> Task prompt
Show each line from the listing that includes the word "rest".

>> begin Supplied data

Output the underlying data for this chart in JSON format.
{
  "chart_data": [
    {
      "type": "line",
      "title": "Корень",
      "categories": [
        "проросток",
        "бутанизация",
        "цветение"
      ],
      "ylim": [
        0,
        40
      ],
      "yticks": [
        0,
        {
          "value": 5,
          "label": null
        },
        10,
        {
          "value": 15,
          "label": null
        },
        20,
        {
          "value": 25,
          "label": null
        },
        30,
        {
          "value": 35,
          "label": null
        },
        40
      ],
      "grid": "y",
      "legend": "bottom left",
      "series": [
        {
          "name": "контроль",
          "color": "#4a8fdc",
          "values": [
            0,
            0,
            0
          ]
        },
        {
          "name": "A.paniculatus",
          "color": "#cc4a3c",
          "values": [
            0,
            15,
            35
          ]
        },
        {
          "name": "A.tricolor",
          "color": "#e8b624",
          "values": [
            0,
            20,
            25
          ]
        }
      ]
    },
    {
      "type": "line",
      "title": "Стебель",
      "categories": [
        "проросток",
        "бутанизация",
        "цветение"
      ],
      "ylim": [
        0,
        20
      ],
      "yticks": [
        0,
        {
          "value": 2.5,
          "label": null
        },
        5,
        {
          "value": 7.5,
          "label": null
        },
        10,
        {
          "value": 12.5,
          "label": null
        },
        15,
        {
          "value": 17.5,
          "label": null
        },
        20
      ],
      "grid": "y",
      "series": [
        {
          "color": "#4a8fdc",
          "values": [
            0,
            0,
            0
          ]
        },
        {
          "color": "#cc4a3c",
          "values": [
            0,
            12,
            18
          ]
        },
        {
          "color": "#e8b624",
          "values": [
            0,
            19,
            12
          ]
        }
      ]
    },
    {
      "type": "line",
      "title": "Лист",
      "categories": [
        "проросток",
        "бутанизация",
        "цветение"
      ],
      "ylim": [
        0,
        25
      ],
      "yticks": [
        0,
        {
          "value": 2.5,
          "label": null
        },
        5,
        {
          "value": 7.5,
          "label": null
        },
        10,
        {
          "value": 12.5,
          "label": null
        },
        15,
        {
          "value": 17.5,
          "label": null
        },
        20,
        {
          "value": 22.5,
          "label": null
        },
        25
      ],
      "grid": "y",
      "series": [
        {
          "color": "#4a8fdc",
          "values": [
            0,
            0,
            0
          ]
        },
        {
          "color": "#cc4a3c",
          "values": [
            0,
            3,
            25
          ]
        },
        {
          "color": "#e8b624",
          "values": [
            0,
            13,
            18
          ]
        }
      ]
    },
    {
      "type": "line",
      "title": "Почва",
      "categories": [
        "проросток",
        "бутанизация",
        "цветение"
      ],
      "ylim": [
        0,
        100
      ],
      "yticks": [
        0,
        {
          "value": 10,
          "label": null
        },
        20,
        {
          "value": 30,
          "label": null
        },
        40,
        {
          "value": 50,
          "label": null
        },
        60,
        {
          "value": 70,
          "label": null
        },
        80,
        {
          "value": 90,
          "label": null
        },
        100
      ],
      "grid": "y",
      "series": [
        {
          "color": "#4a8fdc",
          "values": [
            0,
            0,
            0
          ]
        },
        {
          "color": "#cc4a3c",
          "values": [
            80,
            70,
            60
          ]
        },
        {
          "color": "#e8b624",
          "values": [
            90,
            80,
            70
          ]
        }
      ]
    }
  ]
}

>> end Supplied data
>> begin Supplied data

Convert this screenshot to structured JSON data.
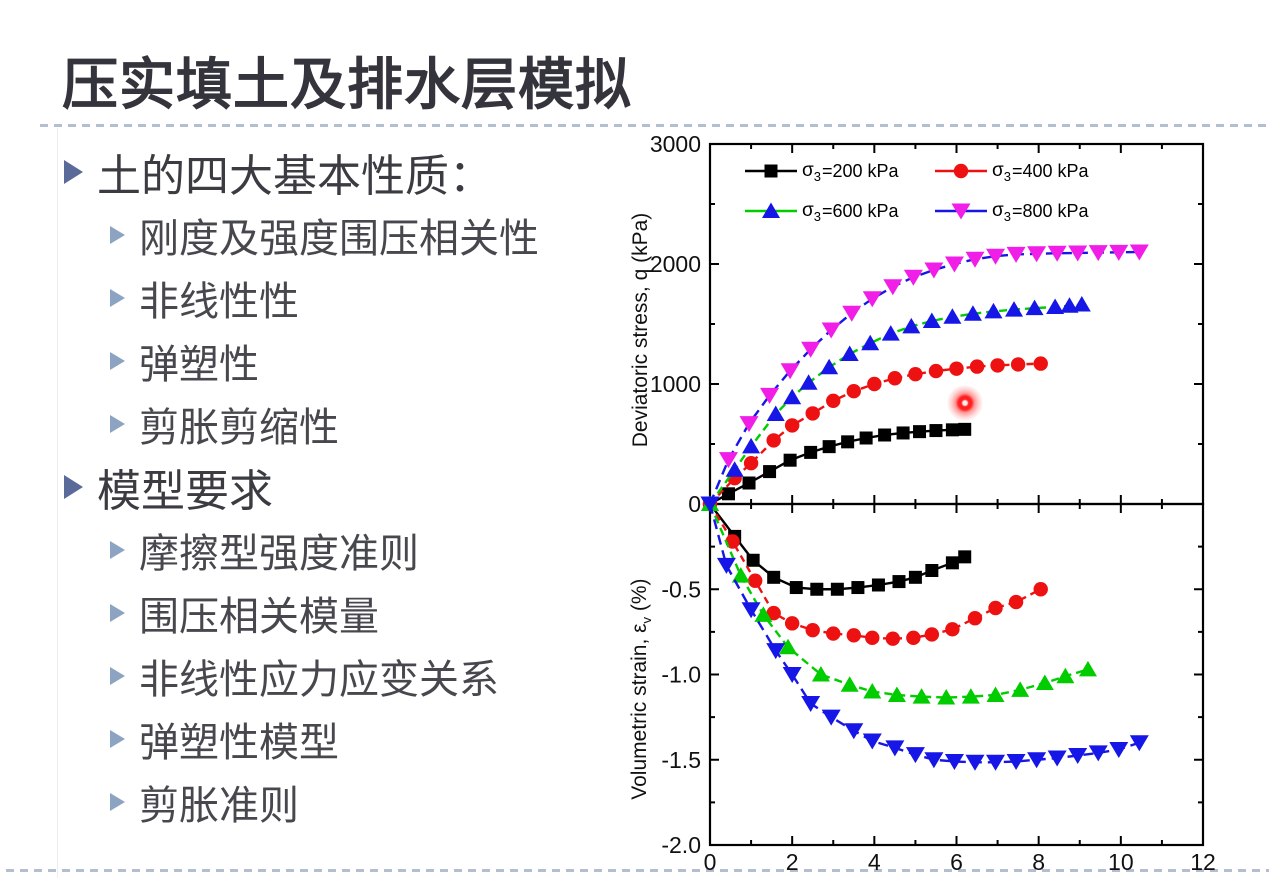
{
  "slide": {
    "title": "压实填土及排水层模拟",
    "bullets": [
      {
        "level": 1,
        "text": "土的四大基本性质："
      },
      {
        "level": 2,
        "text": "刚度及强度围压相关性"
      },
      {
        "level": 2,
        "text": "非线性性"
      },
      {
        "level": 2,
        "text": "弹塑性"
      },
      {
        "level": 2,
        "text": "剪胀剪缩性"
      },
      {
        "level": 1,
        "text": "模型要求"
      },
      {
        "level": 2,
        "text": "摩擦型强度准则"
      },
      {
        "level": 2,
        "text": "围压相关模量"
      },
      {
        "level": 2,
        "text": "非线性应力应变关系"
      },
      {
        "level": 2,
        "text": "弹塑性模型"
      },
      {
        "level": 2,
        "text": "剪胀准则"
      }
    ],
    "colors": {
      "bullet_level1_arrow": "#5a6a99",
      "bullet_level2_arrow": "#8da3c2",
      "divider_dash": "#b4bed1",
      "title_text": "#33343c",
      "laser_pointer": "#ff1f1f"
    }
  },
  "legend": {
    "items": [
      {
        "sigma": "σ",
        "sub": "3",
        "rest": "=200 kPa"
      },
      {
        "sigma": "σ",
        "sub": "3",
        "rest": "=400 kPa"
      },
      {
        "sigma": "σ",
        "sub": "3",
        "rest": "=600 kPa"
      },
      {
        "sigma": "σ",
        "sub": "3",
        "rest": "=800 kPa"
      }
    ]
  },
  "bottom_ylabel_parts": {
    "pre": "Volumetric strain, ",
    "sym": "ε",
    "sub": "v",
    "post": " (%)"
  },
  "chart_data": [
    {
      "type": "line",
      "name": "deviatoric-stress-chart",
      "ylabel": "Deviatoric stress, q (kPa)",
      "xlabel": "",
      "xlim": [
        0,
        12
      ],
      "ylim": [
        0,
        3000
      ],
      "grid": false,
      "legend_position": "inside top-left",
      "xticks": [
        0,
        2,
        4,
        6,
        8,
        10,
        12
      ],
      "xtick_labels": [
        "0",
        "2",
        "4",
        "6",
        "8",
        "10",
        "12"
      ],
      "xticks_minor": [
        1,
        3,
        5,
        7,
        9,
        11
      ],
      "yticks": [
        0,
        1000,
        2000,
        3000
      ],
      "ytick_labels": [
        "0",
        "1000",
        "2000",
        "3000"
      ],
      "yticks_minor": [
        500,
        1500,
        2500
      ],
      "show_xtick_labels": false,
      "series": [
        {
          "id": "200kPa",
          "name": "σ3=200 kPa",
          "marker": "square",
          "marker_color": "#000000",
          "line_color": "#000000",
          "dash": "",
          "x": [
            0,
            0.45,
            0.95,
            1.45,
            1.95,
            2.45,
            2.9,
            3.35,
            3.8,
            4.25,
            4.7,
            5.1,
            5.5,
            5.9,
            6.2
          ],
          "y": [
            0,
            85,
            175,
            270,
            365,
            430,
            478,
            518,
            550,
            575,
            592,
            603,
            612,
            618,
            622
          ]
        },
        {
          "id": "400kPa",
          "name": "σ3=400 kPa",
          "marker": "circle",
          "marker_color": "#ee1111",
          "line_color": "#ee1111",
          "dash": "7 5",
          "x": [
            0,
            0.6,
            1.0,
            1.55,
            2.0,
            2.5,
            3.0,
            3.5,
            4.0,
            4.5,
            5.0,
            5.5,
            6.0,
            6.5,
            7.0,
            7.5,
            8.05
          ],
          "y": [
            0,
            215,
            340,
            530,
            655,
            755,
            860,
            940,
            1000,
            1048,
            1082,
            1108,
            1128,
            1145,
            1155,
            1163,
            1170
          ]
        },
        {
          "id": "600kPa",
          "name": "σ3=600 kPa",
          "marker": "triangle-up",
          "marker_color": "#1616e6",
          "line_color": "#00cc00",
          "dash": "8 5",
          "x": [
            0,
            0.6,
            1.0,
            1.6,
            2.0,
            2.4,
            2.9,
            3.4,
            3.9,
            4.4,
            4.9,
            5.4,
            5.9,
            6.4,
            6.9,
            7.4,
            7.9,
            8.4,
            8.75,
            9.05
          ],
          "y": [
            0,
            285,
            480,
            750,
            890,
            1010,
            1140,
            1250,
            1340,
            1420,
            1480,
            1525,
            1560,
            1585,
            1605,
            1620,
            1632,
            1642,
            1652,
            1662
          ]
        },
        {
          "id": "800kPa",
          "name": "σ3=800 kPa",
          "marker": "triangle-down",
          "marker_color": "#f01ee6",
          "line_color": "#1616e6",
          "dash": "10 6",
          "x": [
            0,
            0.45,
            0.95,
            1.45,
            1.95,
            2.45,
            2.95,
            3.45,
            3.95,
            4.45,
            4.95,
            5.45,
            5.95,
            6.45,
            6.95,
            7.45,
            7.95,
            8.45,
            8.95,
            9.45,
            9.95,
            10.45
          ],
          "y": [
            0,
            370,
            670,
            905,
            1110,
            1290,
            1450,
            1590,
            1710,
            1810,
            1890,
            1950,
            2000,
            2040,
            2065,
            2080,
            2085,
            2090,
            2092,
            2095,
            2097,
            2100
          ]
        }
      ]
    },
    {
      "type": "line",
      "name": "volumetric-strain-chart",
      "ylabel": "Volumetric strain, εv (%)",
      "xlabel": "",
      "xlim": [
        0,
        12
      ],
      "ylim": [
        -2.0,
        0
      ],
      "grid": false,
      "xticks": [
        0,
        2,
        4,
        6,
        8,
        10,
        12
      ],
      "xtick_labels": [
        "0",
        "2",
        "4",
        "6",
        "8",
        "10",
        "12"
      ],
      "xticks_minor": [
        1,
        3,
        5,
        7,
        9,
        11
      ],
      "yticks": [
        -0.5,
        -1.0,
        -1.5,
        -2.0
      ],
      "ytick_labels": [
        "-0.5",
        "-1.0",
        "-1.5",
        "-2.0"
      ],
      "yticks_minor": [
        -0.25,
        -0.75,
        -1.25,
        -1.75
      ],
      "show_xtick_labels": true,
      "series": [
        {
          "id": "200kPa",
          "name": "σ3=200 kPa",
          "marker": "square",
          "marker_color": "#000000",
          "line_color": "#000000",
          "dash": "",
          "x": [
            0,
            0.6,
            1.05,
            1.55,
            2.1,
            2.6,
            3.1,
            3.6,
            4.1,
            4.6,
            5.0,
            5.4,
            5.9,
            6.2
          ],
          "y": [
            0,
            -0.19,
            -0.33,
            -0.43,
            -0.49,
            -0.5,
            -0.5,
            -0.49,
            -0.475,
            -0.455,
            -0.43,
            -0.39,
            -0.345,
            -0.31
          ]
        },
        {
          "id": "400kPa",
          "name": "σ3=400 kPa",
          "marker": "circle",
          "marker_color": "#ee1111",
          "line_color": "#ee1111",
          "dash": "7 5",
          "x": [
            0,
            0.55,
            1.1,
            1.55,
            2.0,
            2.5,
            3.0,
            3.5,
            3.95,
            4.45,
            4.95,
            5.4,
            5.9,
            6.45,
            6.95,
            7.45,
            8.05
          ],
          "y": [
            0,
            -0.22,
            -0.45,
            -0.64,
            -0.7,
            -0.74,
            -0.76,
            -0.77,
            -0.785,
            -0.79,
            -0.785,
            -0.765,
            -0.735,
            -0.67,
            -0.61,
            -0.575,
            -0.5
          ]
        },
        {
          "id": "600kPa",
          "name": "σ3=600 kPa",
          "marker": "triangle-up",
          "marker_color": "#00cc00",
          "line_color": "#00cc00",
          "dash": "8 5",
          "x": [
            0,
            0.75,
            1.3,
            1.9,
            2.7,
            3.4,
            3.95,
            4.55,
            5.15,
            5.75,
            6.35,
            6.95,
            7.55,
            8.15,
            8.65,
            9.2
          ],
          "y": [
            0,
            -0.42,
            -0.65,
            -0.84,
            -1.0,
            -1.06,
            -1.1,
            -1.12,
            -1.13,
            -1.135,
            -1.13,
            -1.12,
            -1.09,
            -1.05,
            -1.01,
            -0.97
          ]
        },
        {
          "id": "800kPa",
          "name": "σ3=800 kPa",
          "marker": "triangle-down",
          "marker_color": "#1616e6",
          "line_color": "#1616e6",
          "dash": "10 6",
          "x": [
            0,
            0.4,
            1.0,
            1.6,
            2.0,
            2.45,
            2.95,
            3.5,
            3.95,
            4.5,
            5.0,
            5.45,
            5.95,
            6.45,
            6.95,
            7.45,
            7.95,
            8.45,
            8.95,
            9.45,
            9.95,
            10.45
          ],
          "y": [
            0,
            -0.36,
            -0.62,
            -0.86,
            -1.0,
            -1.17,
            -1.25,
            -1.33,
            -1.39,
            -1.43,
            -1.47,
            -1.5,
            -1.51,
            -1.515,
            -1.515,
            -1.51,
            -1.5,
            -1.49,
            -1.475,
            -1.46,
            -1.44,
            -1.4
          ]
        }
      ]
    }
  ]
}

>> end Supplied data

> The result
        "rest": "=200 kPa"
        "rest": "=400 kPa"
        "rest": "=600 kPa"
        "rest": "=800 kPa"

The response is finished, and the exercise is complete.